**Dataset extract**
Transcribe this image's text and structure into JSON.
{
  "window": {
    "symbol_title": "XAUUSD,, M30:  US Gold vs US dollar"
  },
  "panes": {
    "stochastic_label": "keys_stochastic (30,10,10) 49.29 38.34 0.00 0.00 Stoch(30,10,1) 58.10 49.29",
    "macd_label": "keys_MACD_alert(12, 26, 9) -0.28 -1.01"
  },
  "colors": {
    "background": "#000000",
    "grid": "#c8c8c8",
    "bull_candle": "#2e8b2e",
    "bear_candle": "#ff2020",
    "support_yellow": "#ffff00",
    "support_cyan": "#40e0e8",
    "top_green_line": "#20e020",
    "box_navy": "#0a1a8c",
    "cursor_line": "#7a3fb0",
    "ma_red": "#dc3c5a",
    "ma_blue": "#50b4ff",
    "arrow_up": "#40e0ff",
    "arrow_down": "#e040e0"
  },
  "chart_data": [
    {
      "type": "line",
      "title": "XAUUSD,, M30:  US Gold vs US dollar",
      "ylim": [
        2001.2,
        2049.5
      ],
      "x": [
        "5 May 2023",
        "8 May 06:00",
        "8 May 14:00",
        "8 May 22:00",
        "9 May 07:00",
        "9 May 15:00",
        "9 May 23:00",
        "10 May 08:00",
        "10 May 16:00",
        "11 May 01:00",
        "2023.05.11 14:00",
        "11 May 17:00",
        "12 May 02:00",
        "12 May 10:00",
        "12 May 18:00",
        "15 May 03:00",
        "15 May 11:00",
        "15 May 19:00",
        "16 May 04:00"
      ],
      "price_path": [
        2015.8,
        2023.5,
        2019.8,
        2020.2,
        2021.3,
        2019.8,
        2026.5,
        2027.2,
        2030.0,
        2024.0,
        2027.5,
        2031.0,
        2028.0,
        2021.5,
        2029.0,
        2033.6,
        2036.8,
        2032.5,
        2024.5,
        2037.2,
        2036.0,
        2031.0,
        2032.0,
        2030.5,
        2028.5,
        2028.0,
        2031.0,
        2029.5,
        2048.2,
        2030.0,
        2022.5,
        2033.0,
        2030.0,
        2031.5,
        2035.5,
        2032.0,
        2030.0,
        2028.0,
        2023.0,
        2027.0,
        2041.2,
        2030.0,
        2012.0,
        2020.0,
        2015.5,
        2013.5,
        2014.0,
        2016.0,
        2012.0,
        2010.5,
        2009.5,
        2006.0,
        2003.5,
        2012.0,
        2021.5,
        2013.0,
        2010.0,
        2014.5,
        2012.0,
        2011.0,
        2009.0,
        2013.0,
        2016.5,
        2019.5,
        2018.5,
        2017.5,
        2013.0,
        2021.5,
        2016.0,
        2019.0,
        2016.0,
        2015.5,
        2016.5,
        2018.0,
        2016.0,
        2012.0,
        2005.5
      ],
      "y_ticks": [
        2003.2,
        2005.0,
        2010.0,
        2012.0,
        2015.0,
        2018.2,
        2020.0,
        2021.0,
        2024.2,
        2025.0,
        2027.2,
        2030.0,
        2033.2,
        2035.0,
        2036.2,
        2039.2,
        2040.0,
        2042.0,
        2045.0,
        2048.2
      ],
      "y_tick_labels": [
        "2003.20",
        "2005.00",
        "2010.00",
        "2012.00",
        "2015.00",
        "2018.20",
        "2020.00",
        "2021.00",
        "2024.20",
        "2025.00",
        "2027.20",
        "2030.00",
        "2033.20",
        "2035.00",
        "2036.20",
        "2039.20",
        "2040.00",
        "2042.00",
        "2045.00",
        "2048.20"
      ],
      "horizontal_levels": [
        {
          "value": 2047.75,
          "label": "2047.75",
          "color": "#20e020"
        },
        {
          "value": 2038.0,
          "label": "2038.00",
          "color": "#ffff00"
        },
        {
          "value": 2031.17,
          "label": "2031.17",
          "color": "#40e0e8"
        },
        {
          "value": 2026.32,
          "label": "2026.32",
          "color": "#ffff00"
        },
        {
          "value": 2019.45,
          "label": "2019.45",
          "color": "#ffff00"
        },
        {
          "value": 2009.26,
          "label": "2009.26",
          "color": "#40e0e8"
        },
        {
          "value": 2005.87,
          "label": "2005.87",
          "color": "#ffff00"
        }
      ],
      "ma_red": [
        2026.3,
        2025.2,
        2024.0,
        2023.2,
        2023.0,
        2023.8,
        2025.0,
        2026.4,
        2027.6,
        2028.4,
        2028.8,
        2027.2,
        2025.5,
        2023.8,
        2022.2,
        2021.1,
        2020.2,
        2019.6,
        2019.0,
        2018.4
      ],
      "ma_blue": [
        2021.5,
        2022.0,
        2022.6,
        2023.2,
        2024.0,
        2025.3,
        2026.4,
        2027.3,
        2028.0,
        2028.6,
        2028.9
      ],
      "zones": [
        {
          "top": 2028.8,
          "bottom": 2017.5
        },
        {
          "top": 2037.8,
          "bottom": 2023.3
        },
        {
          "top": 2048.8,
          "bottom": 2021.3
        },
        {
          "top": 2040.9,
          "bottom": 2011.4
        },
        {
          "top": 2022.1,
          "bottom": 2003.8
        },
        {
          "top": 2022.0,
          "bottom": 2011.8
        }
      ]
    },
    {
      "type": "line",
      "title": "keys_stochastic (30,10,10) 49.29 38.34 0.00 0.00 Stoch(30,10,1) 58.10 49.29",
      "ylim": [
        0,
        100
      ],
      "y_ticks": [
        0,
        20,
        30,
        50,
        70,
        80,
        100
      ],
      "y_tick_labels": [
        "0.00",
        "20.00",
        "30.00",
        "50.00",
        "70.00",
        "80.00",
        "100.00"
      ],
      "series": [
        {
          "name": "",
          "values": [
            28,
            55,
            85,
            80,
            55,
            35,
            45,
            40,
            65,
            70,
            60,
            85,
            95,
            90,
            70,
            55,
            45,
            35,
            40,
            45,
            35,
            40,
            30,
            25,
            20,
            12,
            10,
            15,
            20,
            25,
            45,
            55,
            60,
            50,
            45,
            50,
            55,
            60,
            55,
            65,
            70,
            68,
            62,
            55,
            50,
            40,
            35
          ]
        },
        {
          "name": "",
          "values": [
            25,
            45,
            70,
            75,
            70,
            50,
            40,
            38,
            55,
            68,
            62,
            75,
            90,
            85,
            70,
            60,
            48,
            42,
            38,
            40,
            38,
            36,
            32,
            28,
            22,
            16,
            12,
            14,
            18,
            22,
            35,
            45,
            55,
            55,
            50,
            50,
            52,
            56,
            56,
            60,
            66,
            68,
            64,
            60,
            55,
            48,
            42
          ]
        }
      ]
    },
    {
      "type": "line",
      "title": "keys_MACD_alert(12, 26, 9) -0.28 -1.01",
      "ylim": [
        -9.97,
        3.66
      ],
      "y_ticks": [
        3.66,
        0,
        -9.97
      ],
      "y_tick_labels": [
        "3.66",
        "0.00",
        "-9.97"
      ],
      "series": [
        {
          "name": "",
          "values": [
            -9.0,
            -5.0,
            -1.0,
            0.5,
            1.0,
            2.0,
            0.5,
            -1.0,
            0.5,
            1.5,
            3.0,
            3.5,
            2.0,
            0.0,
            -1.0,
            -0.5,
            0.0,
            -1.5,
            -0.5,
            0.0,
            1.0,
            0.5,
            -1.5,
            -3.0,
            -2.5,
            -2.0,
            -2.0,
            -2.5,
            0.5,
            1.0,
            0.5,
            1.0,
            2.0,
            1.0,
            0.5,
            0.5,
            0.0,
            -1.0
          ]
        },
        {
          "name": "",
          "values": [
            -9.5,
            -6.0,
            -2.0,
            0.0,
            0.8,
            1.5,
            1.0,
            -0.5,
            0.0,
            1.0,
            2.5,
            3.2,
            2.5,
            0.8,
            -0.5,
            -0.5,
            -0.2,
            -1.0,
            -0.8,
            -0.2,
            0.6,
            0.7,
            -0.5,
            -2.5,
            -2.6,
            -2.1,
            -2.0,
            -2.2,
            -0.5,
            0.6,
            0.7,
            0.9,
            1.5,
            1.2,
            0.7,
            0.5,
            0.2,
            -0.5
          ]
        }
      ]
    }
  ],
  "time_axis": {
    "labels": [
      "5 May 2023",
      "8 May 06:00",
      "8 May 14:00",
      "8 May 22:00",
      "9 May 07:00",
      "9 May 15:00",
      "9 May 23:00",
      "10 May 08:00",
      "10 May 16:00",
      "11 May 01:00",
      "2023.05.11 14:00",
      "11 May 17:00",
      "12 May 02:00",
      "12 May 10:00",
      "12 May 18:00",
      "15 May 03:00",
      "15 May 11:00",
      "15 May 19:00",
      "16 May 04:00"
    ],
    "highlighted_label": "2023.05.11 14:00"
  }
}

**Required task**
Go through the listing above and report how many of its lines contain the word "dollar", with only the number as output.

**Result**
2